In full and without alteration, repeat the material.

----------

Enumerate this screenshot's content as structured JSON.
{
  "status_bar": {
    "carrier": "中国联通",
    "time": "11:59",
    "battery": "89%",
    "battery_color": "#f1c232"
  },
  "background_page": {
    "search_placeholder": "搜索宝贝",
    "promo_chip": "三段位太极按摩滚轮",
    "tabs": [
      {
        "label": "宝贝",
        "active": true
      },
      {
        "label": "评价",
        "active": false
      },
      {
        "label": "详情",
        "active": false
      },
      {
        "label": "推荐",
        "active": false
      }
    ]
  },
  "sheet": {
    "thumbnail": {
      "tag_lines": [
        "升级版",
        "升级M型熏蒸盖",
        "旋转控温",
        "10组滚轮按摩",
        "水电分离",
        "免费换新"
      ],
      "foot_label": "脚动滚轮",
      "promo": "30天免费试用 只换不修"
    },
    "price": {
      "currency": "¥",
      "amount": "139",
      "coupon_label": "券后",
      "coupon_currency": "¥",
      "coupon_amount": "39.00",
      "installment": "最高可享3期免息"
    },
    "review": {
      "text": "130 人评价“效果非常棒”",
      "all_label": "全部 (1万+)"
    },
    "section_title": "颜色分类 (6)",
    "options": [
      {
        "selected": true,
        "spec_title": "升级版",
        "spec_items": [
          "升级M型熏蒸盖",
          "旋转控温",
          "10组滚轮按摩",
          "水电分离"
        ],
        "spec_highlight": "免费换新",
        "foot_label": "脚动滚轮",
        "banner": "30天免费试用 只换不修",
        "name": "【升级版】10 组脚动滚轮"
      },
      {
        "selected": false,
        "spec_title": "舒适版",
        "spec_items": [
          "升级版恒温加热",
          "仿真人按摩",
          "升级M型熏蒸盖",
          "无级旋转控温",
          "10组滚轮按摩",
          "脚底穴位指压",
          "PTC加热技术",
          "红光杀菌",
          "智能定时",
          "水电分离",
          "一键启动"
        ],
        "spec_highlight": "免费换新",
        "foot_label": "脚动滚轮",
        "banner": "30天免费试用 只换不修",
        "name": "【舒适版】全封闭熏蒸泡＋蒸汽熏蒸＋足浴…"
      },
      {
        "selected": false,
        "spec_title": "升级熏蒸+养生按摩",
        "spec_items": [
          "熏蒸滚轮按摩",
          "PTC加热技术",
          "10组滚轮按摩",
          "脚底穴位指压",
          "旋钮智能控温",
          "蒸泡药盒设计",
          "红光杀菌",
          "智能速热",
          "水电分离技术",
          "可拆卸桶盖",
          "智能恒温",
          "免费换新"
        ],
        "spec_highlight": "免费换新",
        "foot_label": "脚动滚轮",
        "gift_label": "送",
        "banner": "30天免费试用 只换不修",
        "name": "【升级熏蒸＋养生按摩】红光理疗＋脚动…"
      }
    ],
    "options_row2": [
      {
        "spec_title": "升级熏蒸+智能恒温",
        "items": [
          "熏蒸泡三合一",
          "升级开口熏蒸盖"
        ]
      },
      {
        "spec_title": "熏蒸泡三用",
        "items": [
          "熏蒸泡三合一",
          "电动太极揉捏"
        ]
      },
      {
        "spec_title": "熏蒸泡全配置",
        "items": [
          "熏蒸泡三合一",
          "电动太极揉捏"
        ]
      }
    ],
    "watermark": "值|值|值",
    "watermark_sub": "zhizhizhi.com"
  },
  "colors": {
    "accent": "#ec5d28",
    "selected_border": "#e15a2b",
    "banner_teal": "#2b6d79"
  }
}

----------

== Output for this exercise ==
Enumerate this screenshot's content as structured JSON.
{
  "status_bar": {
    "carrier": "中国联通",
    "time": "11:59",
    "battery": "89%",
    "battery_color": "#f1c232"
  },
  "background_page": {
    "search_placeholder": "搜索宝贝",
    "promo_chip": "三段位太极按摩滚轮",
    "tabs": [
      {
        "label": "宝贝",
        "active": true
      },
      {
        "label": "评价",
        "active": false
      },
      {
        "label": "详情",
        "active": false
      },
      {
        "label": "推荐",
        "active": false
      }
    ]
  },
  "sheet": {
    "thumbnail": {
      "tag_lines": [
        "升级版",
        "升级M型熏蒸盖",
        "旋转控温",
        "10组滚轮按摩",
        "水电分离",
        "免费换新"
      ],
      "foot_label": "脚动滚轮",
      "promo": "30天免费试用 只换不修"
    },
    "price": {
      "currency": "¥",
      "amount": "139",
      "coupon_label": "券后",
      "coupon_currency": "¥",
      "coupon_amount": "39.00",
      "installment": "最高可享3期免息"
    },
    "review": {
      "text": "130 人评价“效果非常棒”",
      "all_label": "全部 (1万+)"
    },
    "section_title": "颜色分类 (6)",
    "options": [
      {
        "selected": true,
        "spec_title": "升级版",
        "spec_items": [
          "升级M型熏蒸盖",
          "旋转控温",
          "10组滚轮按摩",
          "水电分离"
        ],
        "spec_highlight": "免费换新",
        "foot_label": "脚动滚轮",
        "banner": "30天免费试用 只换不修",
        "name": "【升级版】10 组脚动滚轮"
      },
      {
        "selected": false,
        "spec_title": "舒适版",
        "spec_items": [
          "升级版恒温加热",
          "仿真人按摩",
          "升级M型熏蒸盖",
          "无级旋转控温",
          "10组滚轮按摩",
          "脚底穴位指压",
          "PTC加热技术",
          "红光杀菌",
          "智能定时",
          "水电分离",
          "一键启动"
        ],
        "spec_highlight": "免费换新",
        "foot_label": "脚动滚轮",
        "banner": "30天免费试用 只换不修",
        "name": "【舒适版】全封闭熏蒸泡＋蒸汽熏蒸＋足浴…"
      },
      {
        "selected": false,
        "spec_title": "升级熏蒸+养生按摩",
        "spec_items": [
          "熏蒸滚轮按摩",
          "PTC加热技术",
          "10组滚轮按摩",
          "脚底穴位指压",
          "旋钮智能控温",
          "蒸泡药盒设计",
          "红光杀菌",
          "智能速热",
          "水电分离技术",
          "可拆卸桶盖",
          "智能恒温",
          "免费换新"
        ],
        "spec_highlight": "免费换新",
        "foot_label": "脚动滚轮",
        "gift_label": "送",
        "banner": "30天免费试用 只换不修",
        "name": "【升级熏蒸＋养生按摩】红光理疗＋脚动…"
      }
    ],
    "options_row2": [
      {
        "spec_title": "升级熏蒸+智能恒温",
        "items": [
          "熏蒸泡三合一",
          "升级开口熏蒸盖"
        ]
      },
      {
        "spec_title": "熏蒸泡三用",
        "items": [
          "熏蒸泡三合一",
          "电动太极揉捏"
        ]
      },
      {
        "spec_title": "熏蒸泡全配置",
        "items": [
          "熏蒸泡三合一",
          "电动太极揉捏"
        ]
      }
    ],
    "watermark": "值|值|值",
    "watermark_sub": "zhizhizhi.com"
  },
  "colors": {
    "accent": "#ec5d28",
    "selected_border": "#e15a2b",
    "banner_teal": "#2b6d79"
  }
}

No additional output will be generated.